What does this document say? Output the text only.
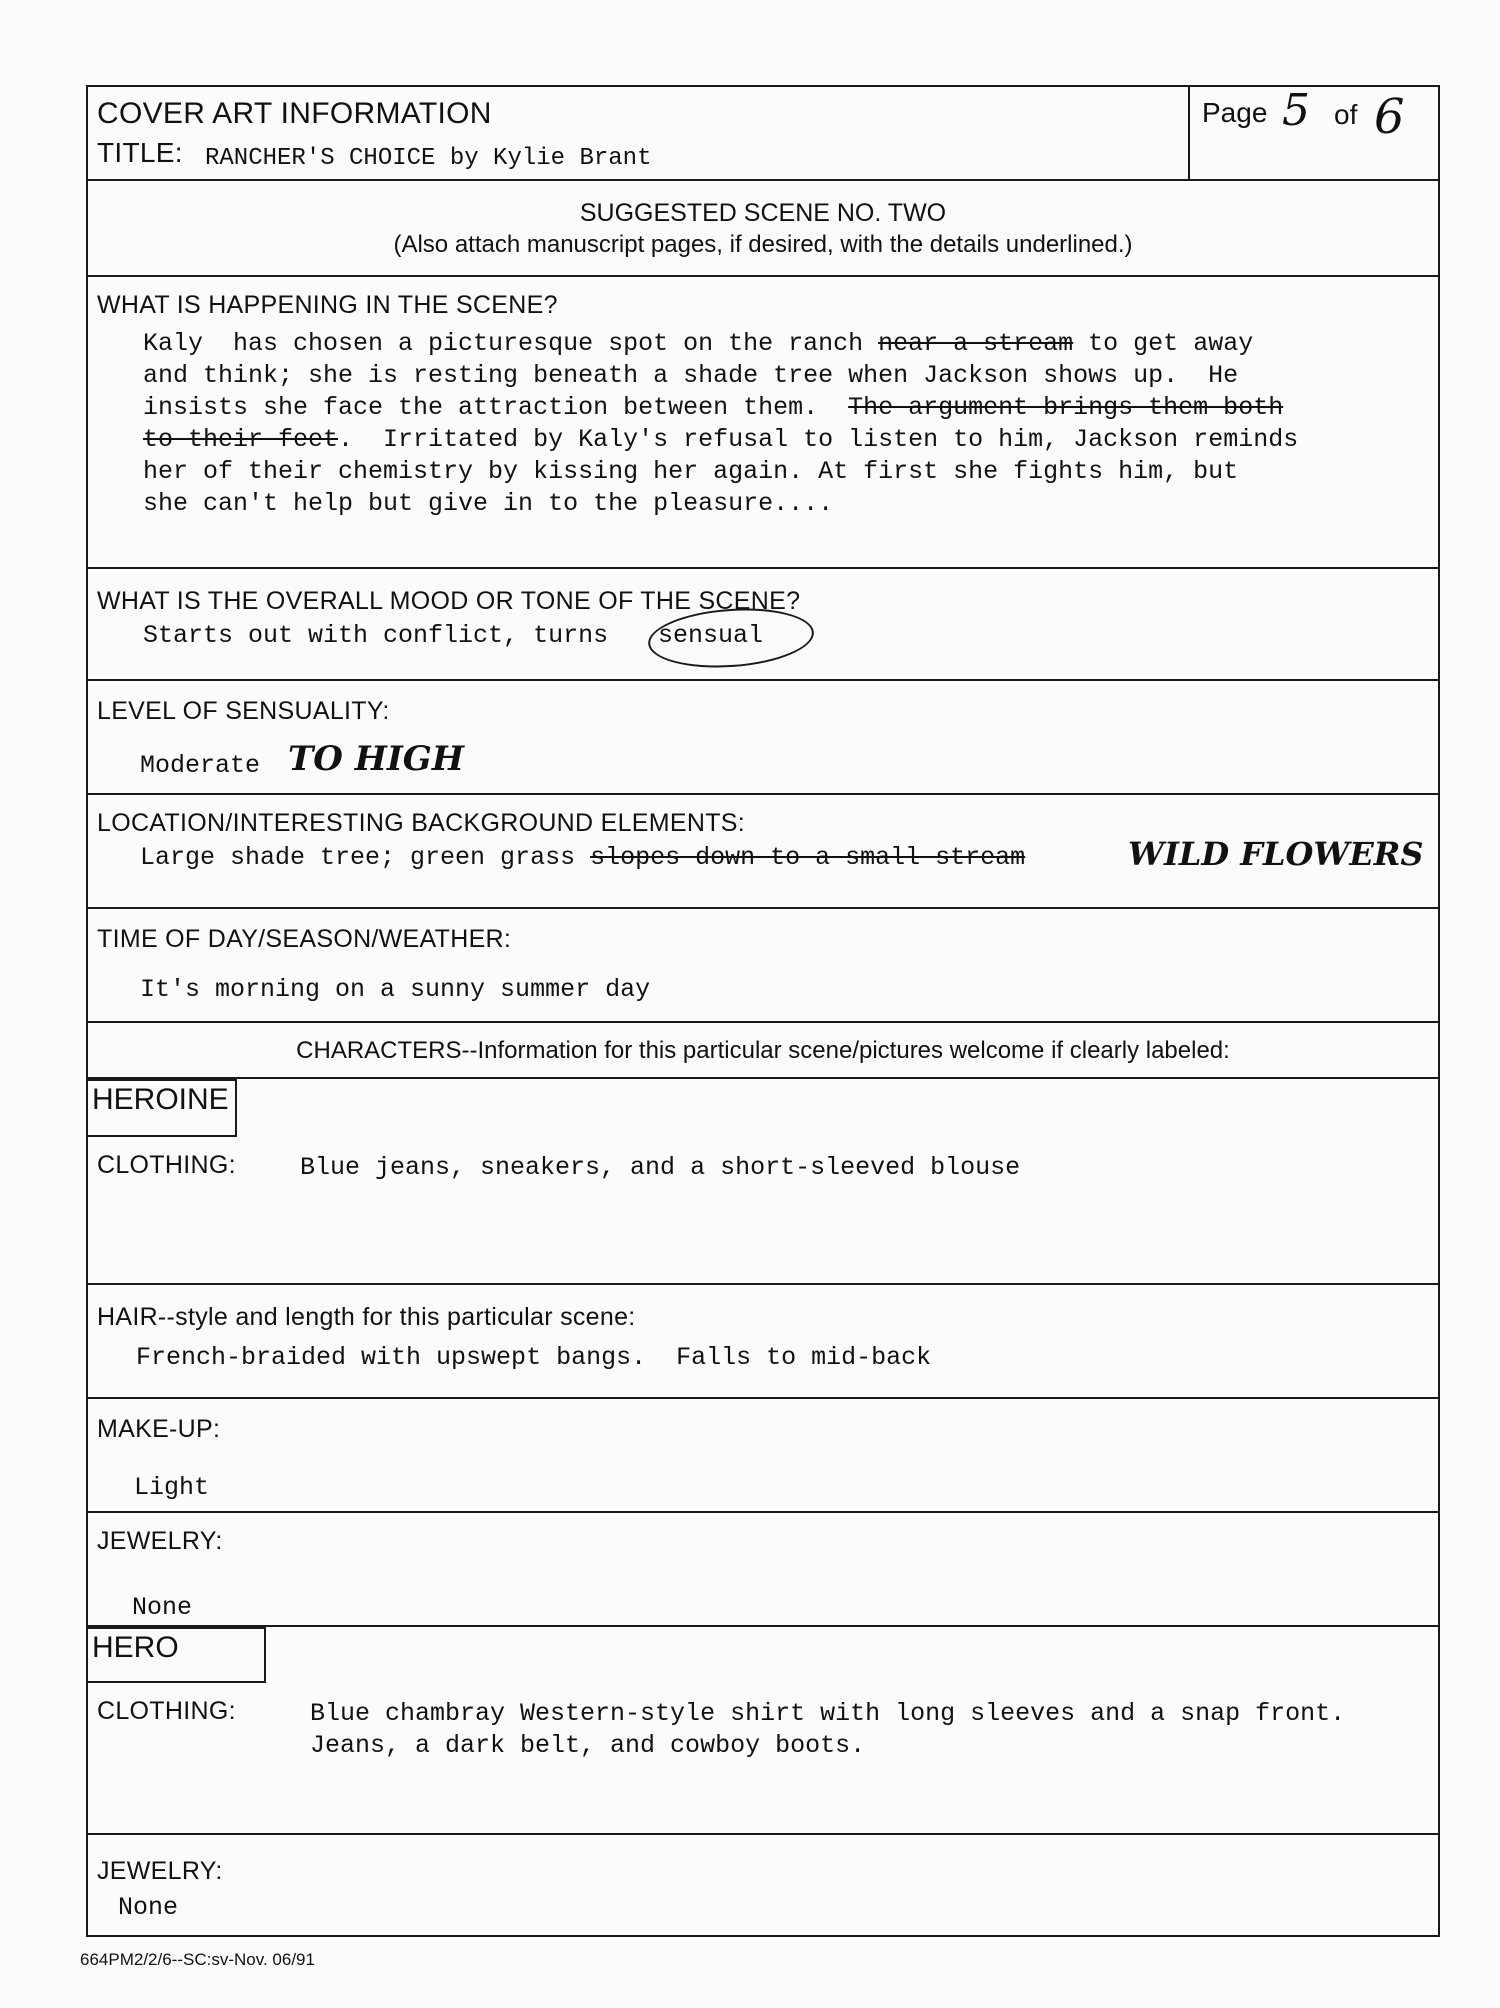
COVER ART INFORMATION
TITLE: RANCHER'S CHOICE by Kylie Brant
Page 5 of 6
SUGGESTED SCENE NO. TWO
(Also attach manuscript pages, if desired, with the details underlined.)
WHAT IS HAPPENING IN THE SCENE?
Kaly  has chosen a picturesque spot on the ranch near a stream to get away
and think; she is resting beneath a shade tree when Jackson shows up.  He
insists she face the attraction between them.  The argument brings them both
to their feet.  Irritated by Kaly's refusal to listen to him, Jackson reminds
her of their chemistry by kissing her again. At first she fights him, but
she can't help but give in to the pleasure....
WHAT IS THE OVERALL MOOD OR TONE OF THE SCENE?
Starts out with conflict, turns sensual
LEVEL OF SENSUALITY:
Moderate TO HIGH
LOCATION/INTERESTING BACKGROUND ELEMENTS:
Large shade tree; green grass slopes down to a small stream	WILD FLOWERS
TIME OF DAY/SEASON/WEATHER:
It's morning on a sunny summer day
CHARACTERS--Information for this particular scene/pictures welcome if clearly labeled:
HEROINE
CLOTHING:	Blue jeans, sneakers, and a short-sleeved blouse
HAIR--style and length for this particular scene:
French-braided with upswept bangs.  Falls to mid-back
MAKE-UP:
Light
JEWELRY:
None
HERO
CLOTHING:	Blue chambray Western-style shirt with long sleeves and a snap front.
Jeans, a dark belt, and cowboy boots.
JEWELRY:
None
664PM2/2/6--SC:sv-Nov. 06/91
◆ ◆ ◆ ◆ ◆ ◆ ◆
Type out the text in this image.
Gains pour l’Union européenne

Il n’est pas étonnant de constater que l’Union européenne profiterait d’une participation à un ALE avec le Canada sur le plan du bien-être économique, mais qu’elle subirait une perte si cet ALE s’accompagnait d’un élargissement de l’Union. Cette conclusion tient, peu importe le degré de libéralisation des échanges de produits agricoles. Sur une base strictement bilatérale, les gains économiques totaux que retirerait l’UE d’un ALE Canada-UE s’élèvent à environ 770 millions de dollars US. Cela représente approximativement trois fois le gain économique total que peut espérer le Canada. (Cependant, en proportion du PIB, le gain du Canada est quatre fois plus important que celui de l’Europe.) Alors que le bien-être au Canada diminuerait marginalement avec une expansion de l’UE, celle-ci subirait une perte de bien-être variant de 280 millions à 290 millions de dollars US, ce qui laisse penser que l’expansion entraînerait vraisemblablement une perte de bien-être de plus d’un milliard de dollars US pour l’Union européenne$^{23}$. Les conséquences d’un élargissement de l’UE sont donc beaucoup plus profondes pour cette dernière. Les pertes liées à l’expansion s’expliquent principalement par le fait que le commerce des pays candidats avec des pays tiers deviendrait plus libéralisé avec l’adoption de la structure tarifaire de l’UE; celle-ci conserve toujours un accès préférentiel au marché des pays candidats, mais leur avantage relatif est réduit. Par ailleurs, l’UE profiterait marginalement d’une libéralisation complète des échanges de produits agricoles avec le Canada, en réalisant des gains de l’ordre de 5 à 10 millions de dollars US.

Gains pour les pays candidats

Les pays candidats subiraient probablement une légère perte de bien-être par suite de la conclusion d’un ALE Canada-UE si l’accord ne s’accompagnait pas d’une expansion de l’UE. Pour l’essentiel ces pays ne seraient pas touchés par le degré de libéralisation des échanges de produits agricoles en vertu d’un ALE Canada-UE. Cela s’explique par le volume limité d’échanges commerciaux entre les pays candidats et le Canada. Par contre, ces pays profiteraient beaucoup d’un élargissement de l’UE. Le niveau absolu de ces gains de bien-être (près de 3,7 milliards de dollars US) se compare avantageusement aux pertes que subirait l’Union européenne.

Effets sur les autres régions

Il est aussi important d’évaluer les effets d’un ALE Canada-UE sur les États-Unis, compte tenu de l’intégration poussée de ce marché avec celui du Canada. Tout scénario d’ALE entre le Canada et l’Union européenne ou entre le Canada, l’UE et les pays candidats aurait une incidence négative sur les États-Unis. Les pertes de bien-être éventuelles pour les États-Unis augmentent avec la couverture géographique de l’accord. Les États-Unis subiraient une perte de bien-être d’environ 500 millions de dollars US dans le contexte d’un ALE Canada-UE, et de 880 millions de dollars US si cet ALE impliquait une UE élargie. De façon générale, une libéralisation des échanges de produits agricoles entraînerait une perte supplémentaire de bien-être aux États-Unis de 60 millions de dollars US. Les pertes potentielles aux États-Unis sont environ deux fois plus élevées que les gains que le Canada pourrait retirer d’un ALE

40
◆ ◆ ◆ ◆ ◆ ◆ ◆
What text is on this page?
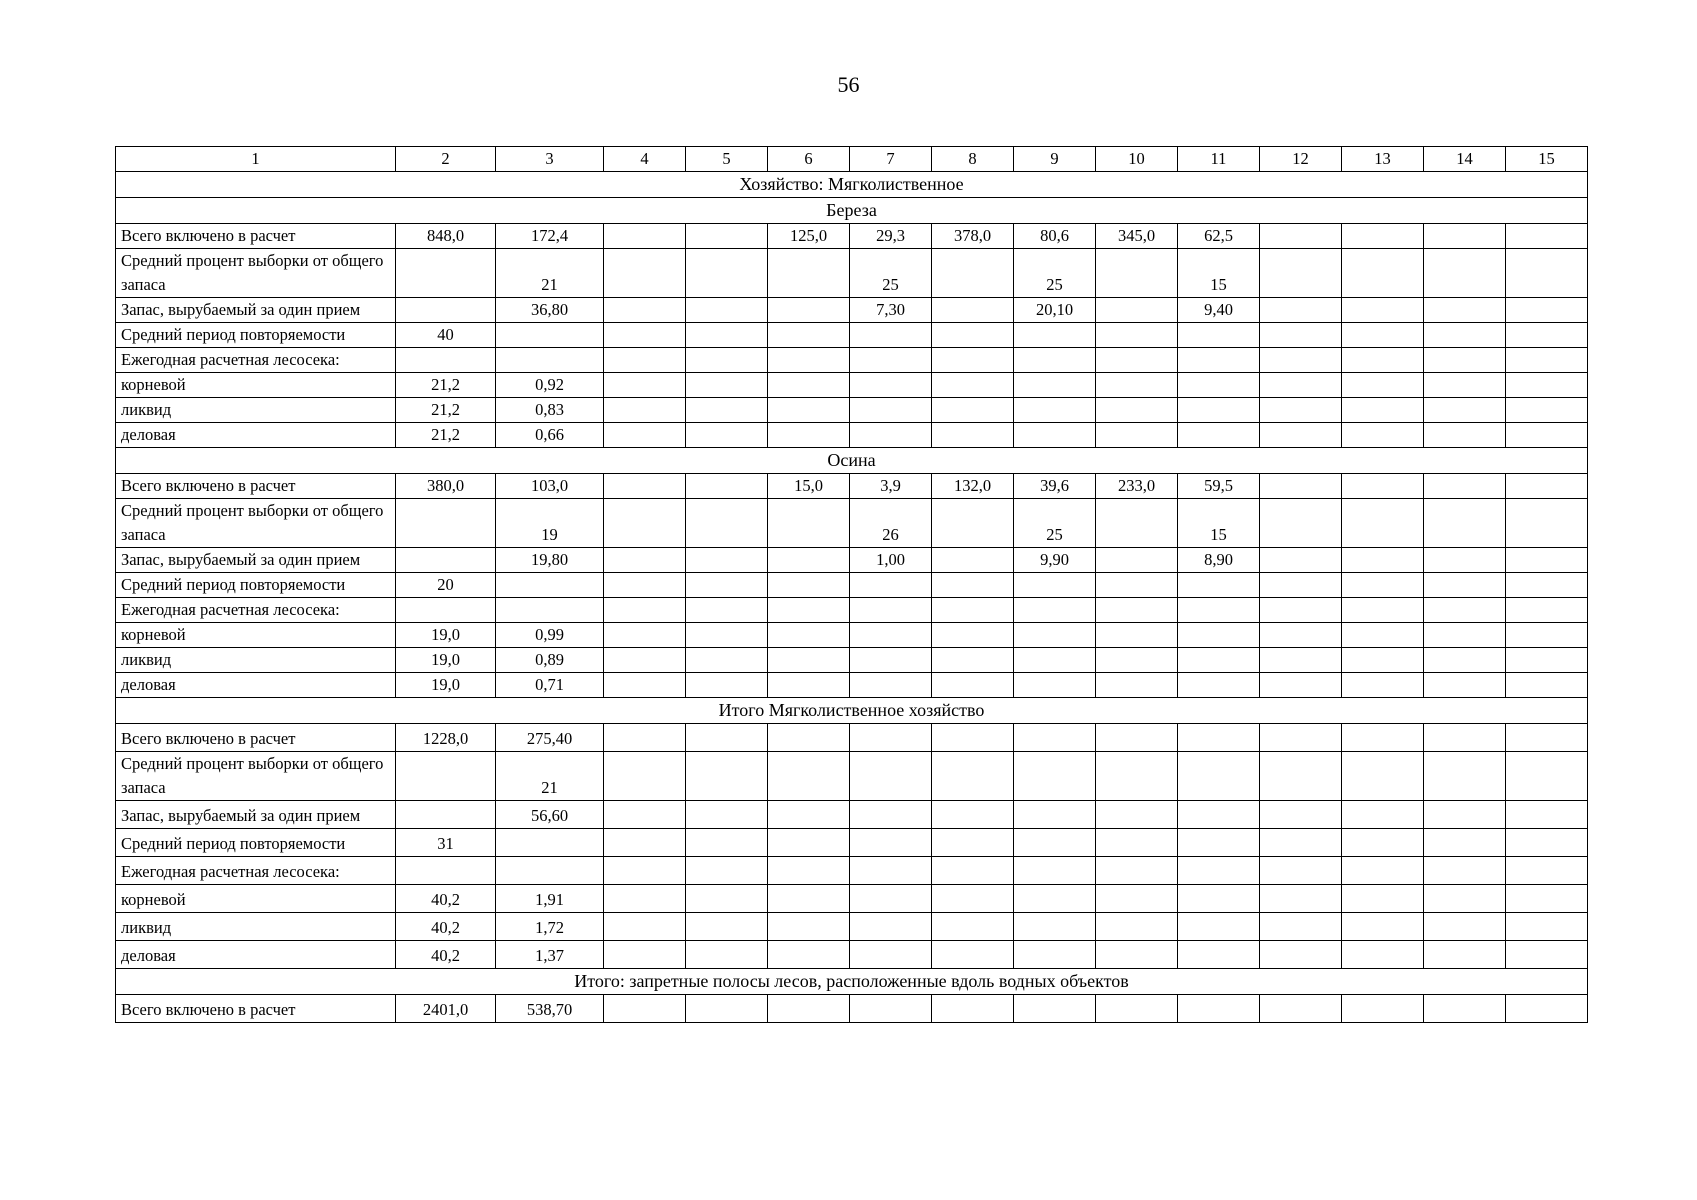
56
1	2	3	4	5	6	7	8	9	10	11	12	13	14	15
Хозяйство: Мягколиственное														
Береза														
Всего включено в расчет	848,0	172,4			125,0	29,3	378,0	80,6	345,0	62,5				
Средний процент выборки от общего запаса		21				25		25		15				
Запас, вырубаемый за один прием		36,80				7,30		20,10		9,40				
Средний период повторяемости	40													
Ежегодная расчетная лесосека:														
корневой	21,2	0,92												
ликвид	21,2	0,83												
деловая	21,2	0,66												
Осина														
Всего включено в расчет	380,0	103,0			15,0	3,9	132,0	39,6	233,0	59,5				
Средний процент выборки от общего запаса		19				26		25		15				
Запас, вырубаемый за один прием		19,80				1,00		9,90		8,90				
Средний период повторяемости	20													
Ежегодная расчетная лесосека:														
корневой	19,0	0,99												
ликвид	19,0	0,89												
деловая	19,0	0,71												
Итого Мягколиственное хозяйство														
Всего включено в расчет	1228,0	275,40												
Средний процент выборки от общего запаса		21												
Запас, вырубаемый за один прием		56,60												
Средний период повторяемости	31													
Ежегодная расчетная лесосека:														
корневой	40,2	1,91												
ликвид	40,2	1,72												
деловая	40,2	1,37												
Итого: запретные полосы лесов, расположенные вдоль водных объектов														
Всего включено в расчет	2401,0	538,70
◆ ◆ ◆ ◆ ◆ ◆ ◆
■ **DIRECTION**
Say, as a single number and nothing more, how many lines of the entries contain the word "вырубаемый".

■ **EXERCISE RESPONSE**
3